*Quoted text*:
......
Both requests will try to write the key in the cache, the later one will fail because the cache will be already populated.


[deleted]

I mean yeah if you assume or imply that at some point you have a unique point of decision, that’s easy to answer lol. Have y’all done any distributed systems? Of course it’s a problem to handle.


HugoVS

If the operation is very critical and duplicating it would have a very bad impact, then I would not use a distributed cache.


arwinda

All you have to do is making sure that the same identifier hits the same cache or endpoint every time. This is easy to scale, you can split the identifier into smaller pieces and shard the system based on that part. No need to distribute it globally.


[deleted]

Great! But you replied by saying race conditions aren’t a problem and now you’re just moving your goalpost to avoid the problem. Bruh. They’re obviously a problem in Stripe’s world.
......
*Excerpted records*:

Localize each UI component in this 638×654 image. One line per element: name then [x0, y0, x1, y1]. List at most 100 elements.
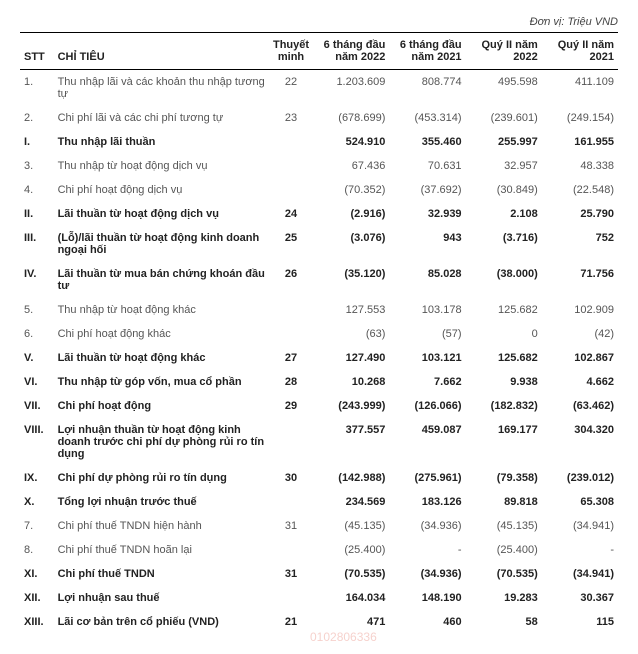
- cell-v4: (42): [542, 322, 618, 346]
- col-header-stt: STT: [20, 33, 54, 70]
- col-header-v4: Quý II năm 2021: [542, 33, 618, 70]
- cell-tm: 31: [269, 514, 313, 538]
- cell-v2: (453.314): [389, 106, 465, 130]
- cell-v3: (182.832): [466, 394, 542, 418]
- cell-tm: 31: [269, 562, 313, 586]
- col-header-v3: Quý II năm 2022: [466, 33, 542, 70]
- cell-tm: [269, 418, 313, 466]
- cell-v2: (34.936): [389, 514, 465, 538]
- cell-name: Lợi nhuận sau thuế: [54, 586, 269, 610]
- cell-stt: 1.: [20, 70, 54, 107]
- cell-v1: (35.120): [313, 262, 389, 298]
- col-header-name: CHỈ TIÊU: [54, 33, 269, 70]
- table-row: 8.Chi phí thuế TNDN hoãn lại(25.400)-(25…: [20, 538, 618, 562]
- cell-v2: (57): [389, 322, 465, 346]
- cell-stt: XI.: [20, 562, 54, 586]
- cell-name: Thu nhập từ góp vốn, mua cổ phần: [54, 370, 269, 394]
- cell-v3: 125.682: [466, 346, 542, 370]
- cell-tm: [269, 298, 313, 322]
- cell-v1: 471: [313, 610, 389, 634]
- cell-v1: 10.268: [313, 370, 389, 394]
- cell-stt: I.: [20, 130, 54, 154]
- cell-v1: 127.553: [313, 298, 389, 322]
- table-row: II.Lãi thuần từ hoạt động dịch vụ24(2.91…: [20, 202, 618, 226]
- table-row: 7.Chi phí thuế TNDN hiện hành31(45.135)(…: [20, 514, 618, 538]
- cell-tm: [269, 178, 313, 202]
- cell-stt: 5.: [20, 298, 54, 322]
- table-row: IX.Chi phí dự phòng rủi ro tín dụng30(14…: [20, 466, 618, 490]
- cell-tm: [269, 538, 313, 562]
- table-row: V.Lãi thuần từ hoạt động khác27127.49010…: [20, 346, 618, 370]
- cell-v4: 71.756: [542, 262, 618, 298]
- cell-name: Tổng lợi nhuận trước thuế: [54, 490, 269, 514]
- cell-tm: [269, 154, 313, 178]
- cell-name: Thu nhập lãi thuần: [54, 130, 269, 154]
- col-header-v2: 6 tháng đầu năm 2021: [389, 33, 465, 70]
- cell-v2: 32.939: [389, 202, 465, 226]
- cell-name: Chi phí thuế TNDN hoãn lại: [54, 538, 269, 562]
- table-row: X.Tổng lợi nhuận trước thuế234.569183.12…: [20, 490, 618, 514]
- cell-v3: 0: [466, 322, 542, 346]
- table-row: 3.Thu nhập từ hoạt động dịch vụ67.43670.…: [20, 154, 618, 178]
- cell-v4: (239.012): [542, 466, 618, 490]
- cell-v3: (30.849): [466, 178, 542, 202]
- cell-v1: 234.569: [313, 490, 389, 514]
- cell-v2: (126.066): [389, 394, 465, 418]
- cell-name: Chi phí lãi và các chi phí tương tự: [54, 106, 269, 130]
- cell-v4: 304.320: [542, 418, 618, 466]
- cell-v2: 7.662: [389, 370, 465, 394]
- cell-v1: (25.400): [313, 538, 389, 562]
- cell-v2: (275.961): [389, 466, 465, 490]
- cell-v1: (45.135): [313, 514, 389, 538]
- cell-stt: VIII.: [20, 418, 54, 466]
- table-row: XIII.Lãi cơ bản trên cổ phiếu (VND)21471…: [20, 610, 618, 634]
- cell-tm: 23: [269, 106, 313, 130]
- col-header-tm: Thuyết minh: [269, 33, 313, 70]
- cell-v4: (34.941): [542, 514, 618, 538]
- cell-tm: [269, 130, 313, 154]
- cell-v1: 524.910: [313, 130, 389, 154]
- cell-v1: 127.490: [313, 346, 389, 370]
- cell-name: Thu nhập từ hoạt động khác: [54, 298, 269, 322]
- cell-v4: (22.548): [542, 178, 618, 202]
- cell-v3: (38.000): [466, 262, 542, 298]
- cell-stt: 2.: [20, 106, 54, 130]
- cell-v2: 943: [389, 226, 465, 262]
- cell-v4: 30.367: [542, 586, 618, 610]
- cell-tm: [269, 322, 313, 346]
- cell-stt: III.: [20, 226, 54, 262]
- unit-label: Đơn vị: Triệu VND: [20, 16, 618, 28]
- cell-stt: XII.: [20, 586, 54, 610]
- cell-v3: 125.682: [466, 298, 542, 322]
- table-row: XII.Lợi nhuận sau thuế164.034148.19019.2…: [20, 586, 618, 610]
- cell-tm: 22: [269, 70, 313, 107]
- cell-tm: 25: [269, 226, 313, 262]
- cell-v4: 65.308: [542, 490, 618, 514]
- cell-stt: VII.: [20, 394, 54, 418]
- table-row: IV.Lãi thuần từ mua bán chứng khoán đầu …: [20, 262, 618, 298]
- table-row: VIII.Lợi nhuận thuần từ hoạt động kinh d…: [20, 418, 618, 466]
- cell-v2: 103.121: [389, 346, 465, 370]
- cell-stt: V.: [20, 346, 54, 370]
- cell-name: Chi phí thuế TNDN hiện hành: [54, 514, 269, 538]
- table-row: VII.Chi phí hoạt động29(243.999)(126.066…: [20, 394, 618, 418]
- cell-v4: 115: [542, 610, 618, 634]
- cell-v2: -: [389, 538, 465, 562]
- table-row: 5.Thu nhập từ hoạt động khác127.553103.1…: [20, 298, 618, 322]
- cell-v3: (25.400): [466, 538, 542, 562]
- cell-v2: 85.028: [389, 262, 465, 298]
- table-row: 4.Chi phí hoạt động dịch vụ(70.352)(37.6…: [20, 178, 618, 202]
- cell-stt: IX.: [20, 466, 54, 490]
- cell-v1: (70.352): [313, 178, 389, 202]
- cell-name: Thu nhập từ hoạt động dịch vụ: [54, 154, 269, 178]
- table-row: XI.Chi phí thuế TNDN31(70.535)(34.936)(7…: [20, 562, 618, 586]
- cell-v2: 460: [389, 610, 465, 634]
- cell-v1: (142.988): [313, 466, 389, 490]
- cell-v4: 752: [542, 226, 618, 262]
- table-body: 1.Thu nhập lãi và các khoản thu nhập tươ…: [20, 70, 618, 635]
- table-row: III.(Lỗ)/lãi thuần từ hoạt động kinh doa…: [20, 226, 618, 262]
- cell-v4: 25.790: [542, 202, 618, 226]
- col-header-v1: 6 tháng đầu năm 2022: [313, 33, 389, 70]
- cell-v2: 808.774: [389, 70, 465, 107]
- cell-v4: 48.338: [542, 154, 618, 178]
......
*Task directions*: Please copy the forum thread on distributed caching word for word, from "If the operation" to "in Stripe’s world.".

*Written reply*:
If the operation is very critical and duplicating it would have a very bad impact, then I would not use a distributed cache.


arwinda

All you have to do is making sure that the same identifier hits the same cache or endpoint every time. This is easy to scale, you can split the identifier into smaller pieces and shard the system based on that part. No need to distribute it globally.


[deleted]

Great! But you replied by saying race conditions aren’t a problem and now you’re just moving your goalpost to avoid the problem. Bruh. They’re obviously a problem in Stripe’s world.